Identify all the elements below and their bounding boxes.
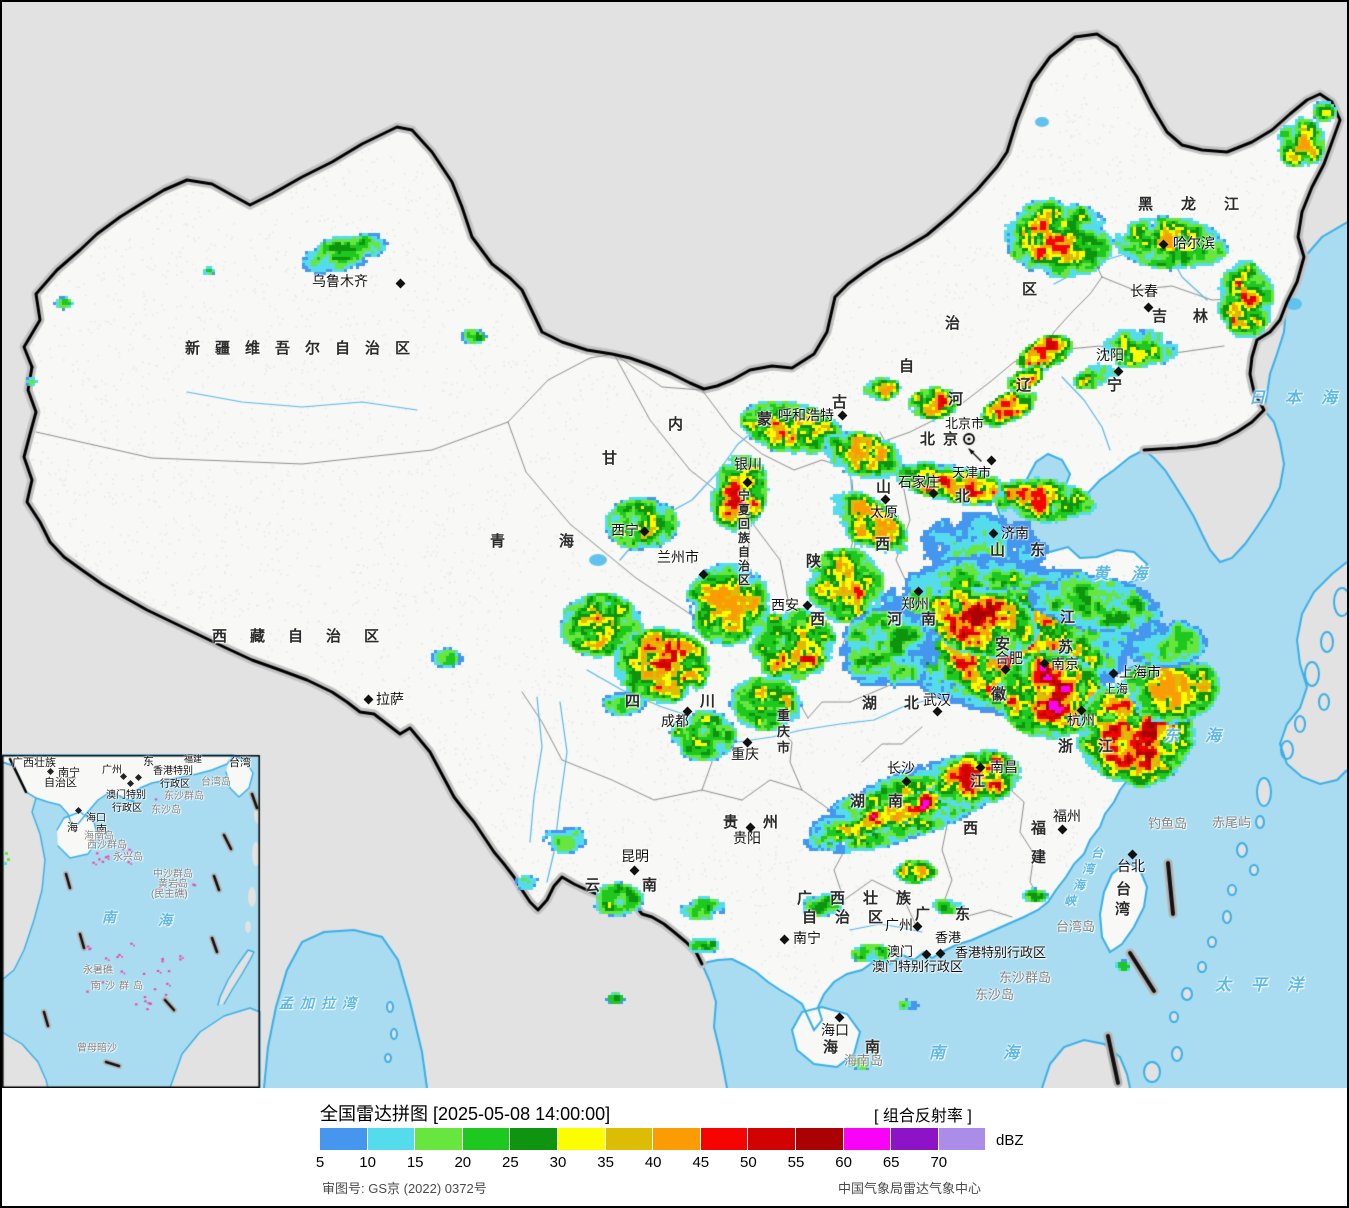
colorbar-tick: 30 xyxy=(549,1154,567,1171)
colorbar-tick: 40 xyxy=(644,1154,662,1171)
colorbar-cell-55 xyxy=(795,1128,844,1150)
colorbar-tick: 25 xyxy=(502,1154,519,1171)
colorbar-tick: 60 xyxy=(835,1154,852,1171)
colorbar-tick: 55 xyxy=(787,1154,805,1171)
colorbar-cell-70 xyxy=(938,1128,987,1150)
colorbar-tick: 70 xyxy=(930,1154,948,1171)
china-radar-map: 黑龙江 吉林 辽宁内蒙古自治区新疆维吾尔自治区 西藏自治区 青海甘宁夏回族自治区陕西山西… xyxy=(2,2,1347,1088)
colorbar-cell-45 xyxy=(700,1128,749,1150)
colorbar-cell-30 xyxy=(557,1128,606,1150)
colorbar-cell-10 xyxy=(367,1128,416,1150)
colorbar-cell-35 xyxy=(605,1128,654,1150)
product-label: [ 组合反射率 ] xyxy=(874,1108,972,1125)
map-title: 全国雷达拼图 [2025-05-08 14:00:00] xyxy=(320,1104,611,1124)
colorbar-cell-15 xyxy=(415,1128,463,1150)
colorbar-cell-40 xyxy=(653,1128,701,1150)
colorbar-cell-60 xyxy=(843,1128,892,1150)
colorbar-tick: 20 xyxy=(454,1154,472,1171)
colorbar-cell-25 xyxy=(510,1128,558,1150)
colorbar-tick: 35 xyxy=(597,1154,614,1171)
colorbar-cell-65 xyxy=(891,1128,939,1150)
dbz-colorbar xyxy=(320,1128,987,1150)
colorbar-tick: 45 xyxy=(692,1154,710,1171)
colorbar-tick: 10 xyxy=(359,1154,376,1171)
colorbar-tick: 5 xyxy=(315,1154,325,1171)
colorbar-cell-5 xyxy=(320,1128,368,1150)
map-license-number: 审图号: GS京 (2022) 0372号 xyxy=(322,1181,487,1196)
radar-map-canvas xyxy=(2,2,1347,1088)
colorbar-cell-50 xyxy=(748,1128,796,1150)
colorbar-cell-20 xyxy=(462,1128,511,1150)
dbz-unit-label: dBZ xyxy=(996,1132,1024,1149)
legend-panel: 全国雷达拼图 [2025-05-08 14:00:00] [ 组合反射率 ] d… xyxy=(2,1088,1347,1206)
credit-label: 中国气象局雷达气象中心 xyxy=(838,1181,982,1196)
colorbar-tick: 65 xyxy=(882,1154,900,1171)
colorbar-tick: 15 xyxy=(406,1154,424,1171)
colorbar-tick: 50 xyxy=(740,1154,757,1171)
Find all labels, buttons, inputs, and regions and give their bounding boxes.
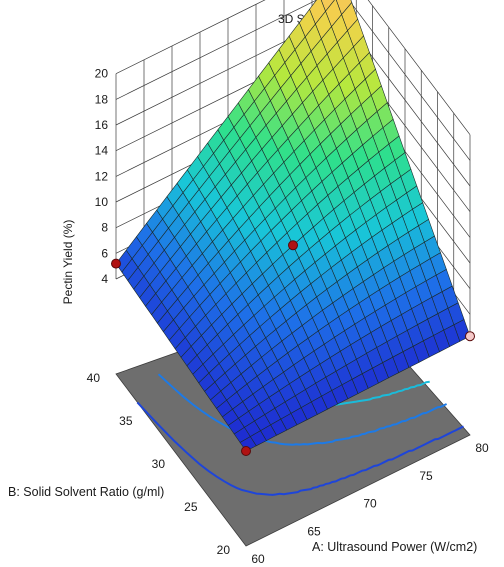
z-tick-label: 16 [95,118,109,132]
z-tick-label: 10 [95,195,109,209]
x-tick-label: 75 [419,469,433,483]
y-tick-label: 40 [87,371,101,385]
z-tick-label: 12 [95,169,109,183]
x-tick-label: 80 [475,441,489,455]
wall-gridline [115,0,471,161]
z-tick-label: 20 [95,67,109,81]
x-tick-label: 65 [307,524,321,538]
y-tick-label: 35 [119,414,133,428]
design-points [111,240,475,456]
z-tick-label: 14 [95,144,109,158]
z-tick-label: 6 [101,246,108,260]
x-tick-label: 70 [363,497,377,511]
x-tick-label: 60 [251,552,265,566]
design-point [288,240,298,251]
design-point [111,258,121,269]
design-point [241,446,251,456]
z-tick-label: 4 [101,272,108,286]
y-tick-label: 25 [184,500,198,514]
design-point [465,331,475,342]
y-tick-label: 20 [217,543,231,557]
z-tick-label: 8 [101,221,108,235]
z-axis-label: Pectin Yield (%) [61,220,75,305]
surface-mesh [115,0,471,452]
y-axis-label: B: Solid Solvent Ratio (g/ml) [8,485,164,499]
y-tick-label: 30 [152,457,166,471]
z-tick-label: 18 [95,92,109,106]
x-axis-label: A: Ultrasound Power (W/cm2) [312,540,477,554]
wall-gridline [115,0,471,135]
contour-line [136,401,464,496]
tick-labels: 4 6 8 10 12 14 16 18 20 60 65 70 75 80 20 25 30 35 40 [87,67,489,566]
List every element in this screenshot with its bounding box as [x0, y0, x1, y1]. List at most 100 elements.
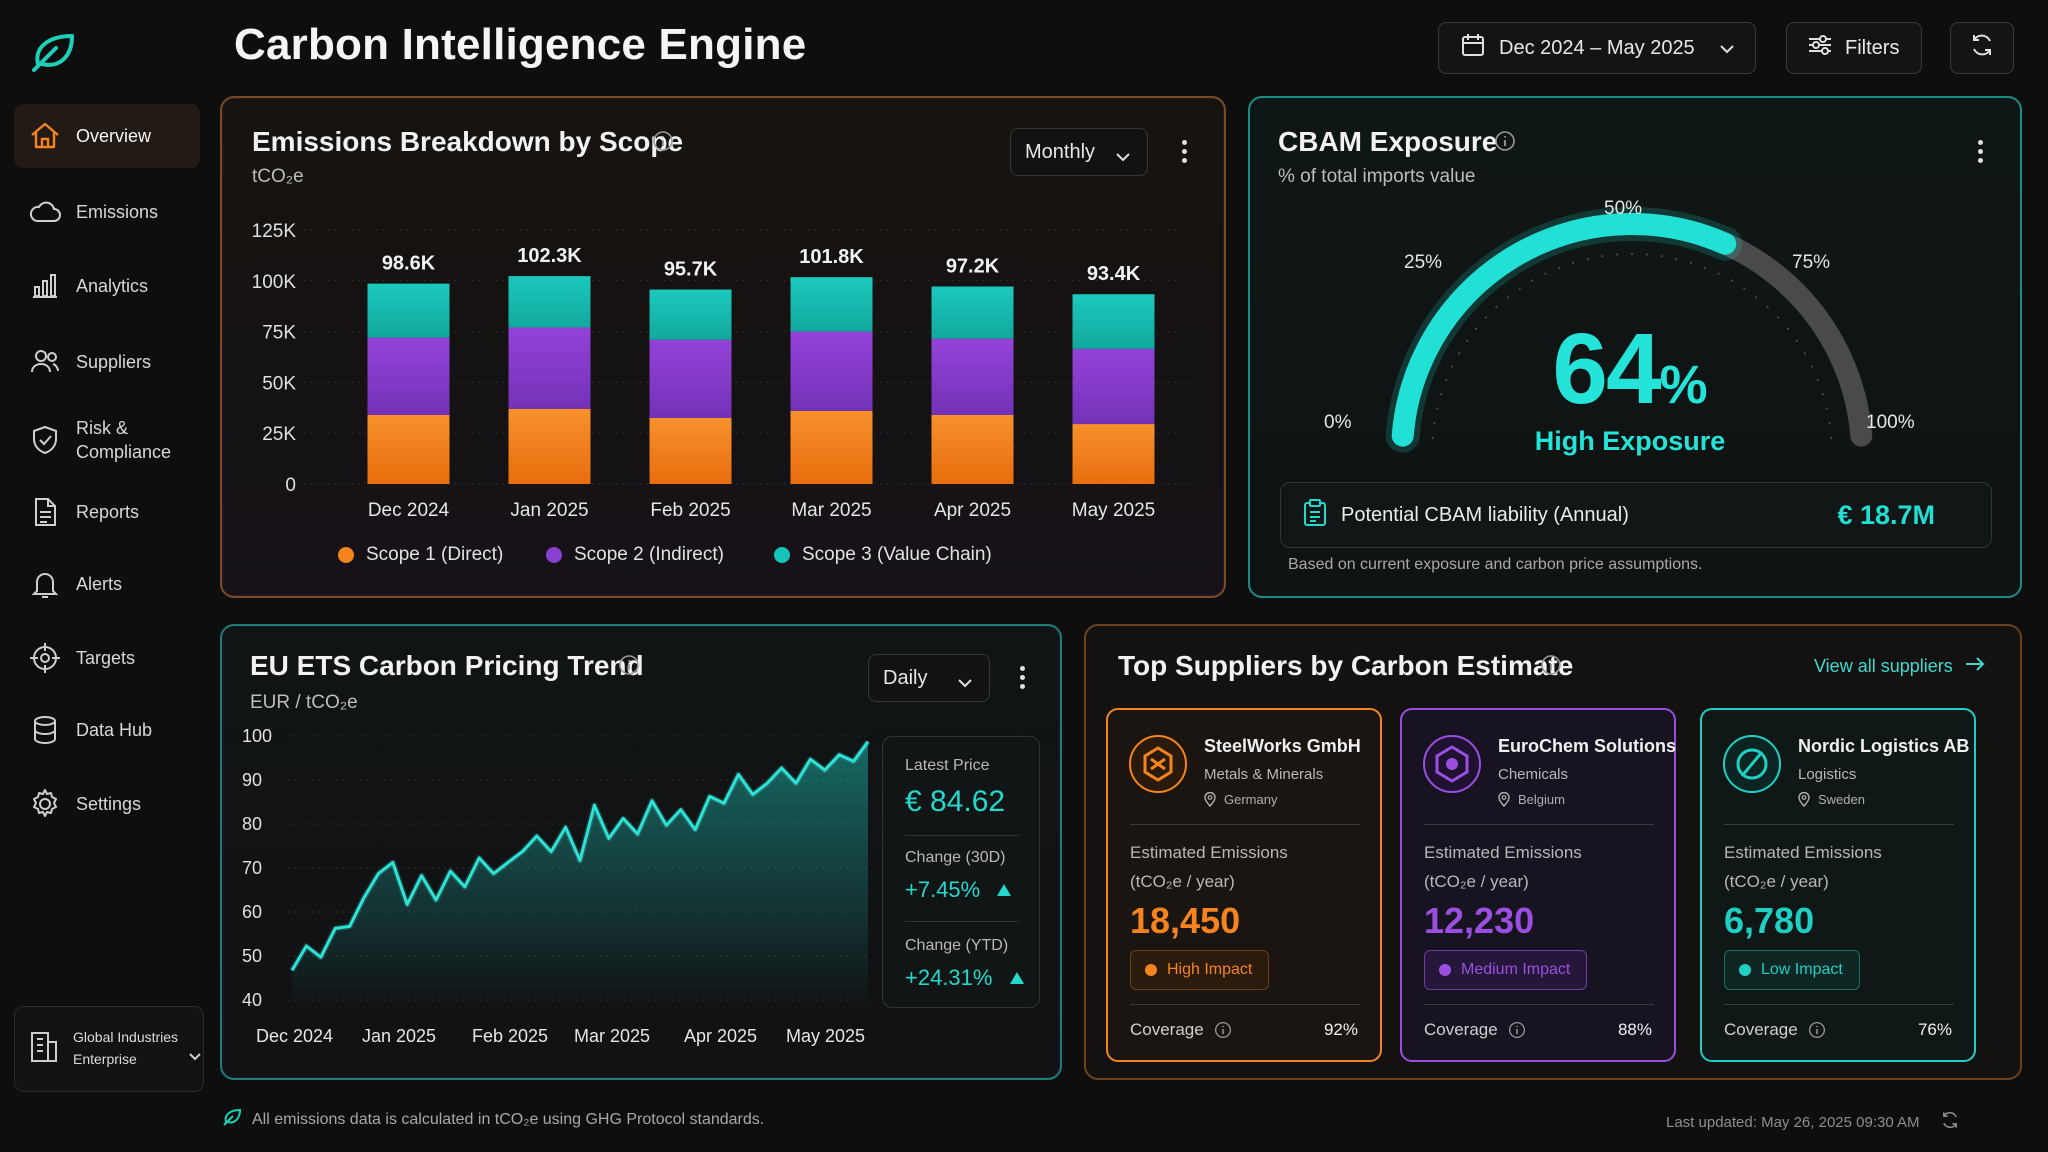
date-range-picker[interactable]: Dec 2024 – May 2025: [1438, 22, 1756, 74]
refresh-button[interactable]: [1950, 22, 2014, 74]
info-icon[interactable]: [1508, 1021, 1526, 1039]
x-tick-label: May 2025: [1072, 500, 1155, 521]
gauge-scale-dot: [1465, 339, 1469, 342]
change-ytd-text: +24.31%: [905, 965, 993, 990]
sidebar-item-emissions[interactable]: Emissions: [14, 180, 200, 244]
top-suppliers-panel: Top Suppliers by Carbon Estimate View al…: [1084, 624, 2022, 1080]
view-all-suppliers-link[interactable]: View all suppliers: [1814, 656, 1985, 677]
refresh-icon[interactable]: [1940, 1110, 1960, 1134]
gauge-value: 64%: [1480, 312, 1780, 427]
sidebar-item-reports[interactable]: Reports: [14, 480, 200, 544]
legend-item-scope-1[interactable]: Scope 1 (Direct): [338, 544, 503, 566]
impact-badge: Low Impact: [1724, 950, 1860, 990]
sidebar-item-targets[interactable]: Targets: [14, 626, 200, 690]
sidebar-item-risk-compliance[interactable]: Risk & Compliance: [14, 408, 200, 472]
building-icon: [29, 1030, 59, 1069]
leaf-icon: [222, 1108, 242, 1131]
more-options-icon[interactable]: [1976, 140, 1984, 167]
bar-total-label: 101.8K: [799, 246, 864, 268]
clipboard-icon: [1303, 498, 1327, 532]
bar-segment-scope-3: [649, 289, 732, 340]
divider: [1724, 824, 1954, 825]
change-30d-value: +7.45%: [905, 877, 1012, 903]
document-icon: [28, 495, 62, 529]
more-options-icon[interactable]: [1180, 140, 1188, 167]
period-select[interactable]: Daily: [868, 654, 990, 702]
sidebar-item-label: Settings: [76, 793, 142, 814]
legend-item-scope-3[interactable]: Scope 3 (Value Chain): [774, 544, 992, 566]
emissions-panel-unit: tCO₂e: [252, 166, 304, 187]
more-options-icon[interactable]: [1018, 666, 1026, 693]
info-icon[interactable]: [1214, 1021, 1232, 1039]
price-line: [290, 740, 870, 972]
y-tick-label: 80: [242, 814, 262, 834]
supplier-logo-icon: [1128, 734, 1188, 794]
sidebar-item-suppliers[interactable]: Suppliers: [14, 330, 200, 394]
supplier-logo-icon: [1722, 734, 1782, 794]
info-icon[interactable]: [1494, 130, 1516, 157]
coverage-label-text: Coverage: [1130, 1020, 1204, 1039]
gauge-scale-dot: [1474, 327, 1478, 331]
supplier-card[interactable]: EuroChem Solutions Chemicals Belgium Estima…: [1400, 708, 1676, 1062]
page-title: Carbon Intelligence Engine: [234, 20, 807, 69]
divider: [1424, 1004, 1654, 1005]
sidebar-item-label: Analytics: [76, 275, 149, 296]
refresh-icon: [1969, 32, 1995, 64]
sidebar-item-settings[interactable]: Settings: [14, 772, 200, 836]
period-select[interactable]: Monthly: [1010, 128, 1148, 176]
gauge-tick-label: 0%: [1324, 412, 1352, 433]
x-tick-label: Mar 2025: [791, 500, 871, 521]
estimated-emissions-label-line: Estimated Emissions: [1724, 843, 1882, 862]
estimated-emissions-unit: (tCO₂e / year): [1724, 872, 1829, 891]
organization-plan: Enterprise: [73, 1051, 137, 1067]
info-icon[interactable]: [652, 130, 674, 157]
sliders-icon: [1807, 33, 1833, 63]
x-tick-label: Mar 2025: [574, 1026, 650, 1046]
emissions-panel-title: Emissions Breakdown by Scope: [252, 126, 684, 157]
bar-segment-scope-3: [931, 286, 1014, 339]
coverage-value: 76%: [1917, 1020, 1952, 1039]
sidebar-item-overview[interactable]: Overview: [14, 104, 200, 168]
period-select-value: Monthly: [1025, 140, 1096, 163]
impact-badge: Medium Impact: [1424, 950, 1588, 990]
estimated-emissions-label-line: Estimated Emissions: [1424, 843, 1582, 862]
gauge-scale-dot: [1795, 339, 1799, 342]
sidebar-item-analytics[interactable]: Analytics: [14, 254, 200, 318]
gauge-scale-dot: [1439, 393, 1443, 396]
bar-segment-scope-1: [790, 410, 873, 484]
filters-button[interactable]: Filters: [1786, 22, 1922, 74]
organization-switcher[interactable]: Global Industries Enterprise: [14, 1006, 204, 1092]
sidebar-item-data-hub[interactable]: Data Hub: [14, 698, 200, 762]
change-30d-label: Change (30D): [905, 849, 1006, 866]
supplier-sector: Chemicals: [1498, 766, 1569, 783]
supplier-name: Nordic Logistics AB: [1798, 736, 1970, 756]
gauge-scale-dot: [1431, 436, 1434, 440]
y-tick-label: 40: [242, 990, 262, 1010]
gauge-scale-dot: [1777, 316, 1780, 319]
bar-segment-scope-2: [790, 331, 873, 411]
divider: [905, 921, 1019, 922]
legend-label: Scope 2 (Indirect): [574, 544, 724, 565]
x-tick-label: May 2025: [786, 1026, 865, 1046]
gauge-scale-dot: [1830, 436, 1833, 440]
info-icon[interactable]: [1808, 1021, 1826, 1039]
liability-label: Potential CBAM liability (Annual): [1341, 503, 1629, 526]
legend-item-scope-2[interactable]: Scope 2 (Indirect): [546, 544, 724, 566]
sidebar-item-label: Emissions: [76, 201, 159, 222]
arrow-right-icon: [1965, 656, 1985, 677]
organization-name: Global Industries: [73, 1029, 179, 1046]
latest-price-label: Latest Price: [905, 757, 990, 774]
supplier-card[interactable]: Nordic Logistics AB Logistics Sweden Estima…: [1700, 708, 1976, 1062]
sidebar-item-alerts[interactable]: Alerts: [14, 552, 200, 616]
coverage-value: 88%: [1617, 1020, 1652, 1039]
app-logo-leaf-icon: [28, 28, 80, 74]
info-icon[interactable]: [618, 654, 640, 681]
supplier-card[interactable]: SteelWorks GmbH Metals & Minerals Germany E…: [1106, 708, 1382, 1062]
info-icon[interactable]: [1540, 654, 1562, 681]
calendar-icon: [1461, 33, 1485, 63]
price-area: [292, 741, 868, 1000]
database-icon: [28, 713, 62, 747]
change-ytd-value: +24.31%: [905, 965, 1025, 991]
bar-segment-scope-1: [508, 408, 591, 484]
y-tick-label: 25K: [262, 424, 296, 445]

◆ ◆ ◆ ◆ ◆ ◆ ◆

Your task: Reproduce verbatim the lines of the data that begin with the line containing "date-range-picker[interactable]: Dec 2024" and continue through the line containing "view-all-suppliers-link[interactable]: View all", including both of those lines.

Response to this task:
date-range-picker[interactable]: Dec 2024 – May 2025: [1438, 22, 1756, 74]
refresh-button[interactable]: [1950, 22, 2014, 74]
info-icon[interactable]: [1508, 1021, 1526, 1039]
x-tick-label: May 2025: [1072, 500, 1155, 521]
gauge-scale-dot: [1465, 339, 1469, 342]
change-ytd-text: +24.31%: [905, 965, 993, 990]
sidebar-item-emissions[interactable]: Emissions: [14, 180, 200, 244]
top-suppliers-panel: Top Suppliers by Carbon Estimate View al…: [1084, 624, 2022, 1080]
view-all-suppliers-link[interactable]: View all suppliers: [1814, 656, 1985, 677]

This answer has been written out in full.